_WRITTEN PROBLEM_. Report only how many lines hold the word "Local".

☆ ☆ ☆

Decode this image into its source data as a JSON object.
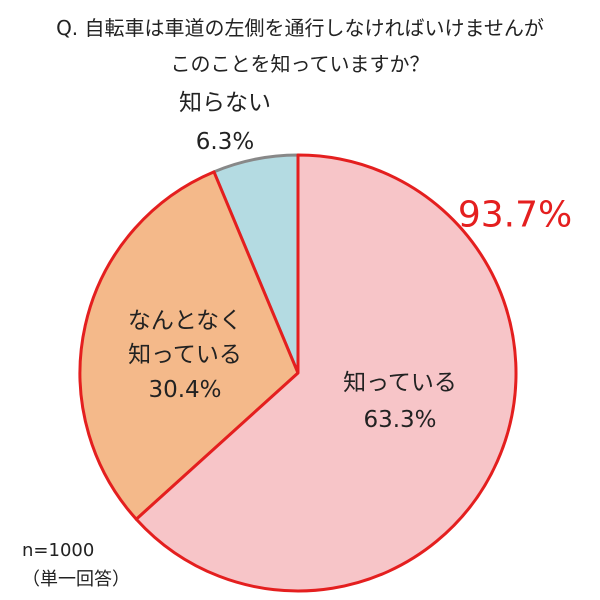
{
  "chart_data": {
    "type": "pie",
    "title_lines": [
      "Q. 自転車は車道の左側を通行しなければいけませんが",
      "このことを知っていますか？"
    ],
    "categories": [
      "知っている",
      "なんとなく\n知っている",
      "知らない"
    ],
    "values": [
      63.3,
      30.4,
      6.3
    ],
    "value_labels": [
      "63.3%",
      "30.4%",
      "6.3%"
    ],
    "colors": [
      "#f7c5c8",
      "#f4b98a",
      "#b4dbe2"
    ],
    "edge_colors": [
      "#e41f1f",
      "#e41f1f",
      "#888888"
    ],
    "annotation": "93.7%",
    "notes": [
      "n=1000",
      "（単一回答）"
    ]
  }
}
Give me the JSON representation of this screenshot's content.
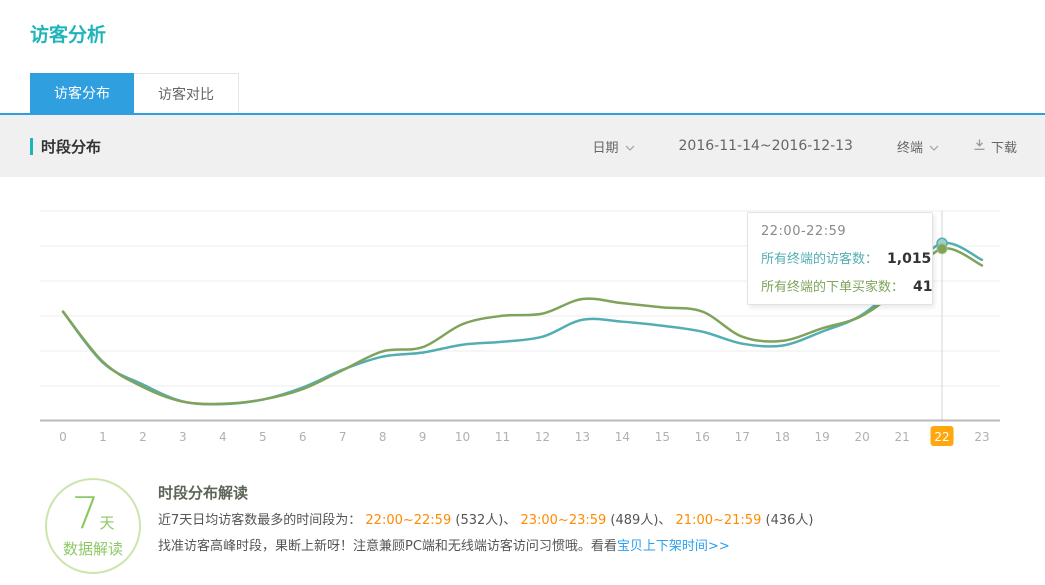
{
  "page_title": "访客分析",
  "colors": {
    "accent_teal": "#1fb4bb",
    "tab_blue": "#2f9fe0",
    "time": "#ff8b00",
    "link": "#2b9ff0",
    "badge_green": "#8cc965",
    "badge_border": "#cde5ad",
    "highlight_orange": "#ffa70f"
  },
  "tabs": [
    {
      "label": "访客分布",
      "active": true
    },
    {
      "label": "访客对比",
      "active": false
    }
  ],
  "toolbar": {
    "section_title": "时段分布",
    "date_label": "日期",
    "date_range": "2016-11-14~2016-12-13",
    "terminal_label": "终端",
    "download_label": "下载"
  },
  "icons": {
    "chevron_down": "v-shape chevron, gray",
    "download": "down-arrow above baseline, gray"
  },
  "chart_data": {
    "type": "line",
    "title": "时段分布",
    "xlabel": "hour of day",
    "ylabel": "",
    "grid": true,
    "legend_position": "none",
    "x": [
      "0",
      "1",
      "2",
      "3",
      "4",
      "5",
      "6",
      "7",
      "8",
      "9",
      "10",
      "11",
      "12",
      "13",
      "14",
      "15",
      "16",
      "17",
      "18",
      "19",
      "20",
      "21",
      "22",
      "23"
    ],
    "series": [
      {
        "name": "所有终端的访客数",
        "color": "#53aeb3",
        "axis_max": 1200,
        "values": [
          623,
          331,
          206,
          109,
          94,
          120,
          189,
          291,
          366,
          389,
          434,
          451,
          480,
          577,
          566,
          543,
          509,
          440,
          429,
          509,
          606,
          800,
          1015,
          920
        ]
      },
      {
        "name": "所有终端的下单买家数",
        "color": "#80a35c",
        "axis_max": 50,
        "values": [
          26,
          14,
          8,
          4.5,
          4,
          5,
          7.5,
          12,
          16.5,
          17.5,
          23,
          25,
          25.5,
          29,
          28,
          27,
          26,
          20,
          19,
          22,
          25,
          32,
          41,
          37
        ]
      }
    ],
    "highlight_hour": 22,
    "highlight_color": "#ffa70f",
    "tooltip": {
      "title": "22:00-22:59",
      "rows": [
        {
          "label": "所有终端的访客数：",
          "value": "1,015"
        },
        {
          "label": "所有终端的下单买家数：",
          "value": "41"
        }
      ]
    }
  },
  "insight": {
    "badge_num": "7",
    "badge_suffix": "天",
    "badge_bottom": "数据解读",
    "heading": "时段分布解读",
    "line1_segments": [
      {
        "t": "近7天日均访客数最多的时间段为： ",
        "s": "normal"
      },
      {
        "t": "22:00~22:59",
        "s": "time"
      },
      {
        "t": " (532人)、 ",
        "s": "normal"
      },
      {
        "t": "23:00~23:59",
        "s": "time"
      },
      {
        "t": " (489人)、 ",
        "s": "normal"
      },
      {
        "t": "21:00~21:59",
        "s": "time"
      },
      {
        "t": " (436人)",
        "s": "normal"
      }
    ],
    "line2_segments": [
      {
        "t": "找准访客高峰时段，果断上新呀！注意兼顾PC端和无线端访客访问习惯哦。看看",
        "s": "normal"
      },
      {
        "t": "宝贝上下架时间>>",
        "s": "link"
      }
    ]
  }
}
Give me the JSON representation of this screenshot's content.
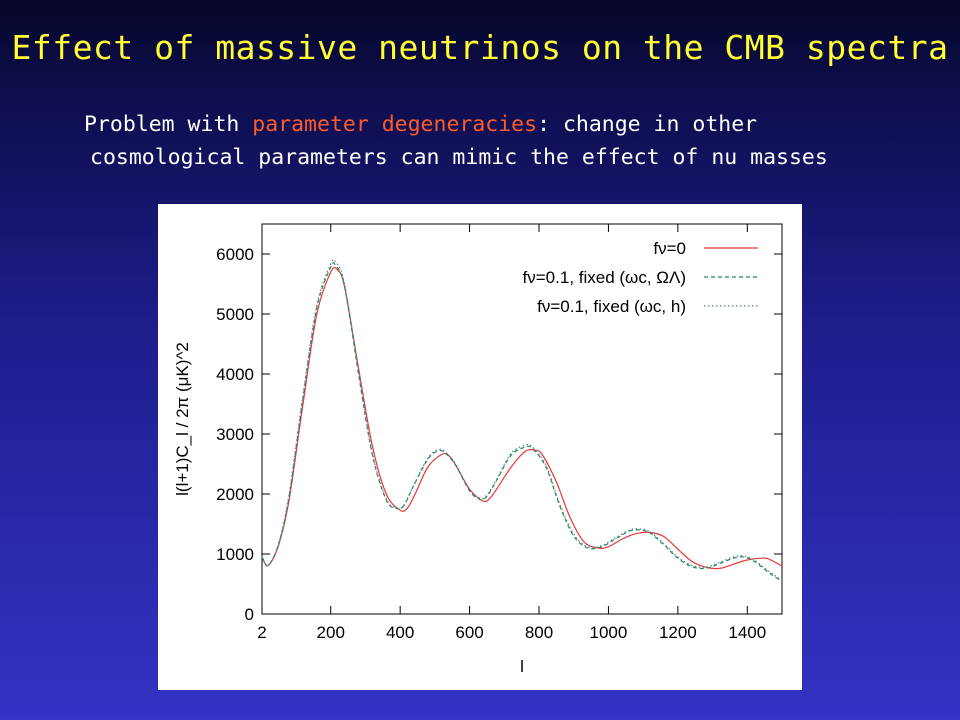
{
  "slide": {
    "title": "Effect of massive neutrinos on the CMB spectra",
    "subtitle_pre": "Problem with ",
    "subtitle_highlight": "parameter degeneracies",
    "subtitle_post": ": change in other",
    "subtitle_line2": "cosmological parameters can mimic the effect of nu masses",
    "colors": {
      "title": "#ffff33",
      "highlight": "#ff5a2a",
      "text": "#ffffff"
    }
  },
  "chart_data": {
    "type": "line",
    "xlabel": "l",
    "ylabel": "l(l+1)C_l / 2π (μK)^2",
    "xlim": [
      2,
      1500
    ],
    "ylim": [
      0,
      6500
    ],
    "x_ticks": [
      "2",
      "200",
      "400",
      "600",
      "800",
      "1000",
      "1200",
      "1400"
    ],
    "y_ticks": [
      "0",
      "1000",
      "2000",
      "3000",
      "4000",
      "5000",
      "6000"
    ],
    "legend_position": "top-right",
    "grid": false,
    "series": [
      {
        "name": "fν=0",
        "color": "#e8383a",
        "style": "solid",
        "x": [
          2,
          20,
          50,
          80,
          120,
          160,
          200,
          220,
          240,
          280,
          320,
          360,
          400,
          420,
          440,
          480,
          520,
          540,
          560,
          600,
          640,
          660,
          680,
          720,
          760,
          790,
          810,
          850,
          890,
          930,
          970,
          1000,
          1040,
          1080,
          1120,
          1160,
          1200,
          1240,
          1280,
          1320,
          1360,
          1400,
          1440,
          1460,
          1500
        ],
        "y": [
          950,
          810,
          1150,
          1900,
          3500,
          5000,
          5700,
          5730,
          5450,
          4100,
          2800,
          2000,
          1730,
          1760,
          1960,
          2450,
          2660,
          2640,
          2480,
          2080,
          1880,
          1940,
          2100,
          2450,
          2710,
          2730,
          2650,
          2200,
          1600,
          1200,
          1100,
          1120,
          1250,
          1340,
          1360,
          1290,
          1080,
          880,
          780,
          760,
          830,
          900,
          930,
          920,
          800
        ]
      },
      {
        "name": "fν=0.1, fixed (ωc, ΩΛ)",
        "color": "#1e8a5a",
        "style": "dashed",
        "x": [
          2,
          20,
          50,
          80,
          120,
          160,
          200,
          215,
          240,
          280,
          320,
          360,
          390,
          410,
          440,
          480,
          510,
          530,
          560,
          600,
          630,
          650,
          680,
          720,
          760,
          780,
          820,
          860,
          900,
          940,
          980,
          1020,
          1060,
          1090,
          1120,
          1160,
          1200,
          1240,
          1280,
          1320,
          1360,
          1390,
          1420,
          1460,
          1500
        ],
        "y": [
          950,
          810,
          1170,
          1950,
          3600,
          5100,
          5780,
          5800,
          5450,
          4000,
          2650,
          1900,
          1760,
          1800,
          2150,
          2580,
          2720,
          2680,
          2480,
          2050,
          1910,
          1960,
          2250,
          2650,
          2780,
          2760,
          2450,
          1800,
          1300,
          1100,
          1120,
          1250,
          1380,
          1400,
          1350,
          1150,
          930,
          790,
          760,
          840,
          930,
          950,
          880,
          700,
          540
        ]
      },
      {
        "name": "fν=0.1, fixed (ωc, h)",
        "color": "#5b7d96",
        "style": "dotted",
        "x": [
          2,
          20,
          50,
          80,
          120,
          160,
          200,
          215,
          240,
          280,
          320,
          360,
          390,
          410,
          440,
          480,
          510,
          530,
          560,
          600,
          630,
          650,
          680,
          720,
          760,
          780,
          820,
          860,
          900,
          940,
          980,
          1020,
          1060,
          1090,
          1120,
          1160,
          1200,
          1240,
          1280,
          1320,
          1360,
          1390,
          1420,
          1460,
          1500
        ],
        "y": [
          950,
          810,
          1180,
          2000,
          3650,
          5150,
          5830,
          5860,
          5500,
          4050,
          2680,
          1920,
          1770,
          1810,
          2160,
          2600,
          2740,
          2700,
          2500,
          2070,
          1930,
          1980,
          2270,
          2680,
          2810,
          2790,
          2480,
          1830,
          1330,
          1120,
          1140,
          1270,
          1400,
          1420,
          1370,
          1170,
          950,
          810,
          780,
          860,
          950,
          970,
          900,
          720,
          560
        ]
      }
    ]
  }
}
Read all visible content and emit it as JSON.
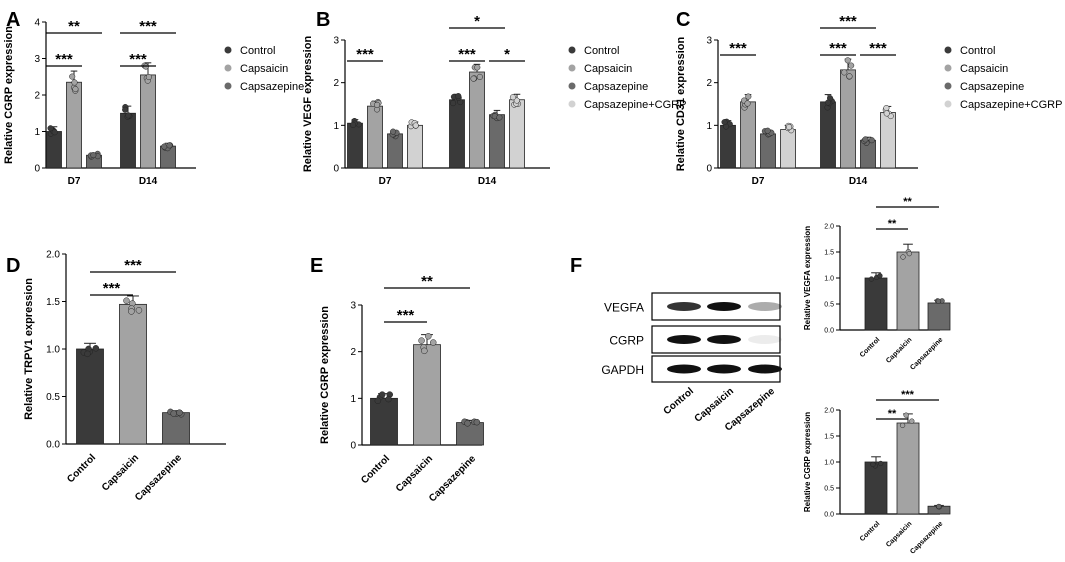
{
  "colors": {
    "Control": "#3a3a3a",
    "Capsaicin": "#a3a3a3",
    "Capsazepine": "#6a6a6a",
    "Capsazepine+CGRP": "#d2d2d2"
  },
  "chart_data": [
    {
      "panel": "A",
      "type": "bar",
      "ylabel": "Relative CGRP expression",
      "ylim": [
        0,
        4
      ],
      "yticks": [
        0,
        1,
        2,
        3,
        4
      ],
      "categories": [
        "D7",
        "D14"
      ],
      "series": [
        {
          "name": "Control",
          "values": [
            1.0,
            1.5
          ]
        },
        {
          "name": "Capsaicin",
          "values": [
            2.35,
            2.55
          ]
        },
        {
          "name": "Capsazepine",
          "values": [
            0.35,
            0.6
          ]
        }
      ],
      "significance": [
        {
          "label": "***",
          "group": 0,
          "from": 0,
          "to": 1
        },
        {
          "label": "**",
          "group": 0,
          "from": 0,
          "to": 2
        },
        {
          "label": "***",
          "group": 1,
          "from": 0,
          "to": 1
        },
        {
          "label": "***",
          "group": 1,
          "from": 0,
          "to": 2
        }
      ]
    },
    {
      "panel": "B",
      "type": "bar",
      "ylabel": "Relative VEGF expression",
      "ylim": [
        0,
        3
      ],
      "yticks": [
        0,
        1,
        2,
        3
      ],
      "categories": [
        "D7",
        "D14"
      ],
      "series": [
        {
          "name": "Control",
          "values": [
            1.05,
            1.6
          ]
        },
        {
          "name": "Capsaicin",
          "values": [
            1.45,
            2.25
          ]
        },
        {
          "name": "Capsazepine",
          "values": [
            0.8,
            1.25
          ]
        },
        {
          "name": "Capsazepine+CGRP",
          "values": [
            1.0,
            1.6
          ]
        }
      ],
      "significance": [
        {
          "label": "***",
          "group": 0,
          "from": 0,
          "to": 1
        },
        {
          "label": "***",
          "group": 1,
          "from": 0,
          "to": 1
        },
        {
          "label": "*",
          "group": 1,
          "from": 0,
          "to": 2
        },
        {
          "label": "*",
          "group": 1,
          "from": 2,
          "to": 3
        }
      ]
    },
    {
      "panel": "C",
      "type": "bar",
      "ylabel": "Relative CD31 expression",
      "ylim": [
        0,
        3
      ],
      "yticks": [
        0,
        1,
        2,
        3
      ],
      "categories": [
        "D7",
        "D14"
      ],
      "series": [
        {
          "name": "Control",
          "values": [
            1.0,
            1.55
          ]
        },
        {
          "name": "Capsaicin",
          "values": [
            1.55,
            2.3
          ]
        },
        {
          "name": "Capsazepine",
          "values": [
            0.8,
            0.65
          ]
        },
        {
          "name": "Capsazepine+CGRP",
          "values": [
            0.9,
            1.3
          ]
        }
      ],
      "significance": [
        {
          "label": "***",
          "group": 0,
          "from": 0,
          "to": 1
        },
        {
          "label": "***",
          "group": 1,
          "from": 0,
          "to": 1
        },
        {
          "label": "***",
          "group": 1,
          "from": 0,
          "to": 2
        },
        {
          "label": "***",
          "group": 1,
          "from": 2,
          "to": 3
        }
      ]
    },
    {
      "panel": "D",
      "type": "bar",
      "ylabel": "Relative TRPV1 expression",
      "ylim": [
        0,
        2.0
      ],
      "yticks": [
        0,
        0.5,
        1.0,
        1.5,
        2.0
      ],
      "categories": [
        "Control",
        "Capsaicin",
        "Capsazepine"
      ],
      "values": [
        1.0,
        1.47,
        0.33
      ],
      "significance": [
        {
          "label": "***",
          "from": 0,
          "to": 1
        },
        {
          "label": "***",
          "from": 0,
          "to": 2
        }
      ]
    },
    {
      "panel": "E",
      "type": "bar",
      "ylabel": "Relative CGRP expression",
      "ylim": [
        0,
        3
      ],
      "yticks": [
        0,
        1,
        2,
        3
      ],
      "categories": [
        "Control",
        "Capsaicin",
        "Capsazepine"
      ],
      "values": [
        1.0,
        2.15,
        0.48
      ],
      "significance": [
        {
          "label": "***",
          "from": 0,
          "to": 1
        },
        {
          "label": "**",
          "from": 0,
          "to": 2
        }
      ]
    },
    {
      "panel": "F-top",
      "type": "bar",
      "ylabel": "Relative VEGFA expression",
      "ylim": [
        0,
        2.0
      ],
      "yticks": [
        0.0,
        0.5,
        1.0,
        1.5,
        2.0
      ],
      "categories": [
        "Control",
        "Capsaicin",
        "Capsazepine"
      ],
      "values": [
        1.0,
        1.5,
        0.52
      ],
      "significance": [
        {
          "label": "**",
          "from": 0,
          "to": 1
        },
        {
          "label": "**",
          "from": 0,
          "to": 2
        }
      ]
    },
    {
      "panel": "F-bottom",
      "type": "bar",
      "ylabel": "Relative CGRP expression",
      "ylim": [
        0,
        2.0
      ],
      "yticks": [
        0.0,
        0.5,
        1.0,
        1.5,
        2.0
      ],
      "categories": [
        "Control",
        "Capsaicin",
        "Capsazepine"
      ],
      "values": [
        1.0,
        1.75,
        0.15
      ],
      "significance": [
        {
          "label": "**",
          "from": 0,
          "to": 1
        },
        {
          "label": "***",
          "from": 0,
          "to": 2
        }
      ]
    }
  ],
  "panel_labels": [
    "A",
    "B",
    "C",
    "D",
    "E",
    "F"
  ],
  "legend_A": [
    "Control",
    "Capsaicin",
    "Capsazepine"
  ],
  "legend_BC": [
    "Control",
    "Capsaicin",
    "Capsazepine",
    "Capsazepine+CGRP"
  ],
  "western_blot": {
    "rows": [
      "VEGFA",
      "CGRP",
      "GAPDH"
    ],
    "lanes": [
      "Control",
      "Capsaicin",
      "Capsazepine"
    ],
    "intensity": [
      [
        0.85,
        1.0,
        0.35
      ],
      [
        1.0,
        1.0,
        0.08
      ],
      [
        1.0,
        1.0,
        1.0
      ]
    ]
  }
}
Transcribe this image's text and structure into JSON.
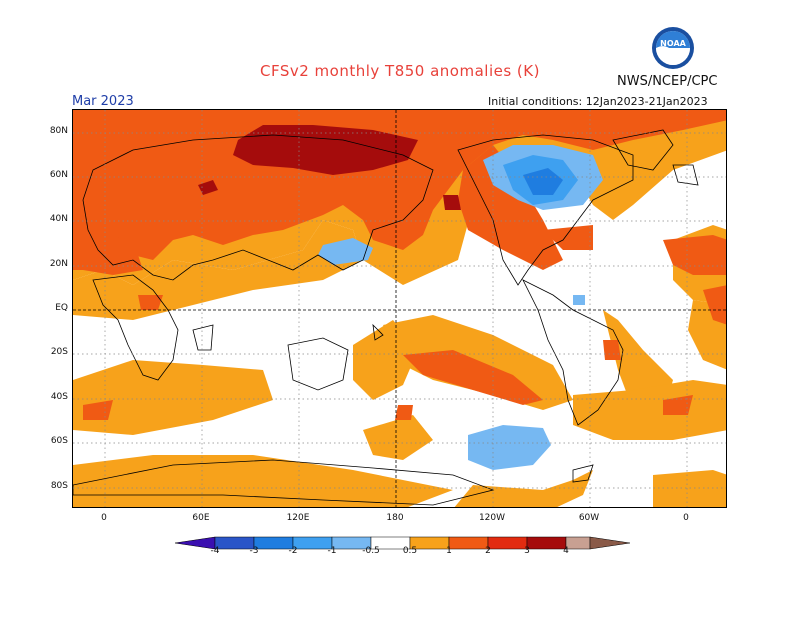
{
  "header": {
    "title": "CFSv2 monthly T850 anomalies (K)",
    "agency": "NWS/NCEP/CPC",
    "month": "Mar 2023",
    "initial_conditions": "Initial conditions: 12Jan2023-21Jan2023",
    "logo_text": "NOAA"
  },
  "axes": {
    "lat_labels": [
      "80N",
      "60N",
      "40N",
      "20N",
      "EQ",
      "20S",
      "40S",
      "60S",
      "80S"
    ],
    "lon_labels": [
      "0",
      "60E",
      "120E",
      "180",
      "120W",
      "60W",
      "0"
    ]
  },
  "colorbar": {
    "labels": [
      "-4",
      "-3",
      "-2",
      "-1",
      "-0.5",
      "0.5",
      "1",
      "2",
      "3",
      "4"
    ],
    "colors": [
      "#3a0fb0",
      "#2a55c8",
      "#1f7de0",
      "#3ea0f0",
      "#76b8f2",
      "#ffffff",
      "#f7a21b",
      "#f05a14",
      "#e22b10",
      "#a50c0c",
      "#c8a092",
      "#8a5a48"
    ]
  },
  "anomaly_colors": {
    "warm_05": "#f7a21b",
    "warm_1": "#f05a14",
    "warm_2": "#e22b10",
    "warm_3": "#a50c0c",
    "cool_05": "#76b8f2",
    "cool_1": "#3ea0f0",
    "cool_2": "#1f7de0"
  }
}
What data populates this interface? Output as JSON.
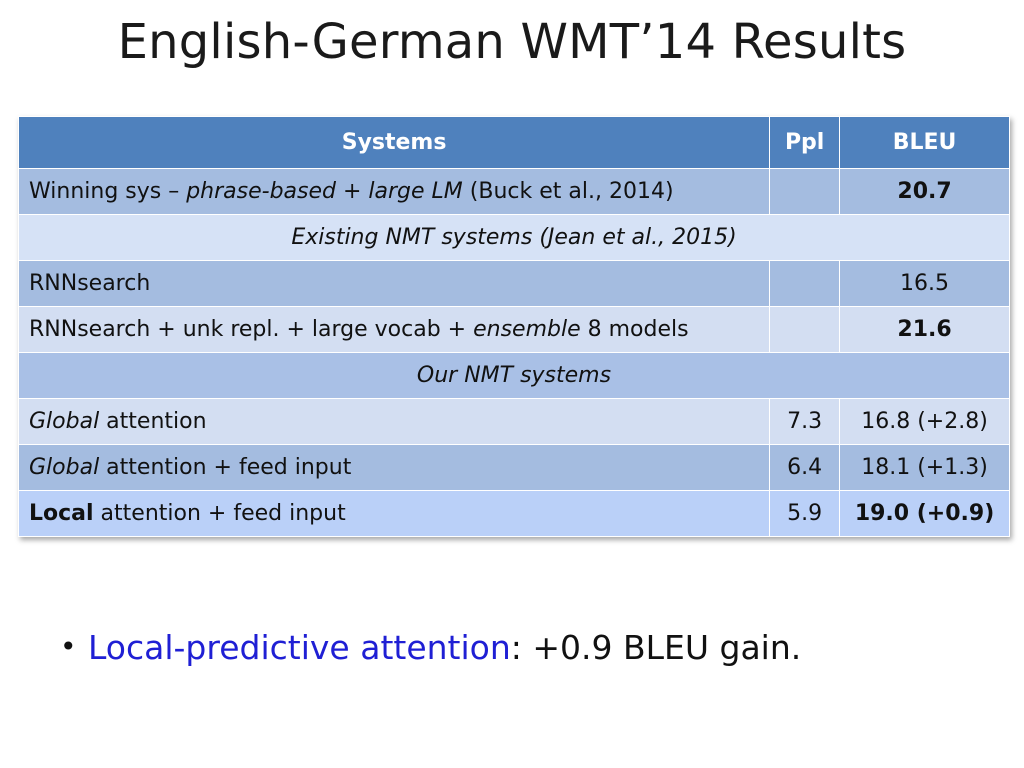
{
  "title": "English-German WMT’14 Results",
  "table": {
    "headers": [
      "Systems",
      "Ppl",
      "BLEU"
    ],
    "rows": [
      {
        "prefix": "Winning sys – ",
        "italic": "phrase-based + large LM",
        "suffix": " (Buck et al., 2014)",
        "ppl": "",
        "bleu": "20.7",
        "bleu_bold": true
      },
      {
        "section": "Existing NMT systems (Jean et al., 2015)"
      },
      {
        "prefix": "RNNsearch",
        "ppl": "",
        "bleu": "16.5"
      },
      {
        "prefix": "RNNsearch + unk repl. + large vocab + ",
        "italic": "ensemble",
        "suffix": " 8 models",
        "ppl": "",
        "bleu": "21.6",
        "bleu_bold": true
      },
      {
        "section": "Our NMT systems"
      },
      {
        "italic": "Global",
        "suffix": " attention",
        "ppl": "7.3",
        "bleu": "16.8 (+2.8)"
      },
      {
        "italic": "Global",
        "suffix": " attention + feed input",
        "ppl": "6.4",
        "bleu": "18.1 (+1.3)"
      },
      {
        "bold": "Local",
        "suffix": " attention + feed input",
        "ppl": "5.9",
        "bleu": "19.0 (+0.9)",
        "bleu_bold": true
      }
    ]
  },
  "bullet": {
    "dot": "•",
    "highlight": "Local-predictive attention",
    "rest": ": +0.9 BLEU gain."
  },
  "colors": {
    "header": "#4f81bd",
    "highlight": "#1f1fd4"
  }
}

☆ ☆ ☆

_ANSWER BELOW_. 2